[Recorded data]
================

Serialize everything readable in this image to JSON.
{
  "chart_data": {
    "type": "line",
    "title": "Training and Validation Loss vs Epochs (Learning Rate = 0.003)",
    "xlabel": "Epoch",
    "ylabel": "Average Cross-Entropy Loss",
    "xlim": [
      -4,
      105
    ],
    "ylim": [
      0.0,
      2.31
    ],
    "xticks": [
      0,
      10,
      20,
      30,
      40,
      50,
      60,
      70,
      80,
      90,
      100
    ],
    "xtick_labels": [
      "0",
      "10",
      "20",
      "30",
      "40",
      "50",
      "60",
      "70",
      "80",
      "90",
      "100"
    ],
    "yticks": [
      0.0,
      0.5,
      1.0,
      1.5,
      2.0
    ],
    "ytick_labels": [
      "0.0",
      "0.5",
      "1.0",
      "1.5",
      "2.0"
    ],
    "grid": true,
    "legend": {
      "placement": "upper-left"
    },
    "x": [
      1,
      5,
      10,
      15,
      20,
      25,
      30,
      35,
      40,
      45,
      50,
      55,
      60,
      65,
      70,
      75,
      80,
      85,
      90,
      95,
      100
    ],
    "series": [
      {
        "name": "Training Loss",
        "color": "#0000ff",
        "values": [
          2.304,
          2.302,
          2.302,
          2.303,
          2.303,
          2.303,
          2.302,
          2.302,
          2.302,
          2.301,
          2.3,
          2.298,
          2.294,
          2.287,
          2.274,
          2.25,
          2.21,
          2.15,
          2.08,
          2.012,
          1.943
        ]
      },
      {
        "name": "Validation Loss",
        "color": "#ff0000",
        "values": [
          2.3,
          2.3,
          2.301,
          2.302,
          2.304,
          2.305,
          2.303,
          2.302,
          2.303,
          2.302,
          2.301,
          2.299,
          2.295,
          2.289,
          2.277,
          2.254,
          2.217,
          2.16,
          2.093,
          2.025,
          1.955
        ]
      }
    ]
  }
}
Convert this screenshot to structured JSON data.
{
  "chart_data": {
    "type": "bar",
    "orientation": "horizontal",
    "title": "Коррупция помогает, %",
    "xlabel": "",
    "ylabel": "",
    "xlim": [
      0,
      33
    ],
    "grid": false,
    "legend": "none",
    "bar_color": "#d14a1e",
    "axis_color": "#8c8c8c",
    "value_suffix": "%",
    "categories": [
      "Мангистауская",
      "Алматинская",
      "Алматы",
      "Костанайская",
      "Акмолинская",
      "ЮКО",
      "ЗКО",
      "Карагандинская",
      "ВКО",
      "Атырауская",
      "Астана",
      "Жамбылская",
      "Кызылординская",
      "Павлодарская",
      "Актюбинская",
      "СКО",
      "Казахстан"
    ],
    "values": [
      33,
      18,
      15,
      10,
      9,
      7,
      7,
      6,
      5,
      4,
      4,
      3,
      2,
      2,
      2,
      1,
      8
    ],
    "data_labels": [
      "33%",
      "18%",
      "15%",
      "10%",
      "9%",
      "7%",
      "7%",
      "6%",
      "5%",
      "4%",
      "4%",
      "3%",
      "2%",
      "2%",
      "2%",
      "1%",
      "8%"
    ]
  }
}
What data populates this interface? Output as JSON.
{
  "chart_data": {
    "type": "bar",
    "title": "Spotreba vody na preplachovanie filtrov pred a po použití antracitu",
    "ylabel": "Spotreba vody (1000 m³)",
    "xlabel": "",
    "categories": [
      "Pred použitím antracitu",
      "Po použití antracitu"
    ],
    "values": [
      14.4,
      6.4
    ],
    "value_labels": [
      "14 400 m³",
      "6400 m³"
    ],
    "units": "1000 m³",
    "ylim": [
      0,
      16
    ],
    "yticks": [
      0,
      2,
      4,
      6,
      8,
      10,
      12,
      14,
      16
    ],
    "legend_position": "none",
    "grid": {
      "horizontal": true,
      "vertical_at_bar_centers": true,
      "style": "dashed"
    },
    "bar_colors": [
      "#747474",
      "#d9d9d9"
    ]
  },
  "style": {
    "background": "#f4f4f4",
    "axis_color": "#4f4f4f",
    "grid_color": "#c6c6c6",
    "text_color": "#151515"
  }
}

================

> [Given instruction]:
Return all of the entries exactly as written.

> [Result for this exercise]:
Serialize everything readable in this image to JSON.
{
  "chart_data": {
    "type": "line",
    "title": "Training and Validation Loss vs Epochs (Learning Rate = 0.003)",
    "xlabel": "Epoch",
    "ylabel": "Average Cross-Entropy Loss",
    "xlim": [
      -4,
      105
    ],
    "ylim": [
      0.0,
      2.31
    ],
    "xticks": [
      0,
      10,
      20,
      30,
      40,
      50,
      60,
      70,
      80,
      90,
      100
    ],
    "xtick_labels": [
      "0",
      "10",
      "20",
      "30",
      "40",
      "50",
      "60",
      "70",
      "80",
      "90",
      "100"
    ],
    "yticks": [
      0.0,
      0.5,
      1.0,
      1.5,
      2.0
    ],
    "ytick_labels": [
      "0.0",
      "0.5",
      "1.0",
      "1.5",
      "2.0"
    ],
    "grid": true,
    "legend": {
      "placement": "upper-left"
    },
    "x": [
      1,
      5,
      10,
      15,
      20,
      25,
      30,
      35,
      40,
      45,
      50,
      55,
      60,
      65,
      70,
      75,
      80,
      85,
      90,
      95,
      100
    ],
    "series": [
      {
        "name": "Training Loss",
        "color": "#0000ff",
        "values": [
          2.304,
          2.302,
          2.302,
          2.303,
          2.303,
          2.303,
          2.302,
          2.302,
          2.302,
          2.301,
          2.3,
          2.298,
          2.294,
          2.287,
          2.274,
          2.25,
          2.21,
          2.15,
          2.08,
          2.012,
          1.943
        ]
      },
      {
        "name": "Validation Loss",
        "color": "#ff0000",
        "values": [
          2.3,
          2.3,
          2.301,
          2.302,
          2.304,
          2.305,
          2.303,
          2.302,
          2.303,
          2.302,
          2.301,
          2.299,
          2.295,
          2.289,
          2.277,
          2.254,
          2.217,
          2.16,
          2.093,
          2.025,
          1.955
        ]
      }
    ]
  }
}
Convert this screenshot to structured JSON data.
{
  "chart_data": {
    "type": "bar",
    "orientation": "horizontal",
    "title": "Коррупция помогает, %",
    "xlabel": "",
    "ylabel": "",
    "xlim": [
      0,
      33
    ],
    "grid": false,
    "legend": "none",
    "bar_color": "#d14a1e",
    "axis_color": "#8c8c8c",
    "value_suffix": "%",
    "categories": [
      "Мангистауская",
      "Алматинская",
      "Алматы",
      "Костанайская",
      "Акмолинская",
      "ЮКО",
      "ЗКО",
      "Карагандинская",
      "ВКО",
      "Атырауская",
      "Астана",
      "Жамбылская",
      "Кызылординская",
      "Павлодарская",
      "Актюбинская",
      "СКО",
      "Казахстан"
    ],
    "values": [
      33,
      18,
      15,
      10,
      9,
      7,
      7,
      6,
      5,
      4,
      4,
      3,
      2,
      2,
      2,
      1,
      8
    ],
    "data_labels": [
      "33%",
      "18%",
      "15%",
      "10%",
      "9%",
      "7%",
      "7%",
      "6%",
      "5%",
      "4%",
      "4%",
      "3%",
      "2%",
      "2%",
      "2%",
      "1%",
      "8%"
    ]
  }
}
What data populates this interface? Output as JSON.
{
  "chart_data": {
    "type": "bar",
    "title": "Spotreba vody na preplachovanie filtrov pred a po použití antracitu",
    "ylabel": "Spotreba vody (1000 m³)",
    "xlabel": "",
    "categories": [
      "Pred použitím antracitu",
      "Po použití antracitu"
    ],
    "values": [
      14.4,
      6.4
    ],
    "value_labels": [
      "14 400 m³",
      "6400 m³"
    ],
    "units": "1000 m³",
    "ylim": [
      0,
      16
    ],
    "yticks": [
      0,
      2,
      4,
      6,
      8,
      10,
      12,
      14,
      16
    ],
    "legend_position": "none",
    "grid": {
      "horizontal": true,
      "vertical_at_bar_centers": true,
      "style": "dashed"
    },
    "bar_colors": [
      "#747474",
      "#d9d9d9"
    ]
  },
  "style": {
    "background": "#f4f4f4",
    "axis_color": "#4f4f4f",
    "grid_color": "#c6c6c6",
    "text_color": "#151515"
  }
}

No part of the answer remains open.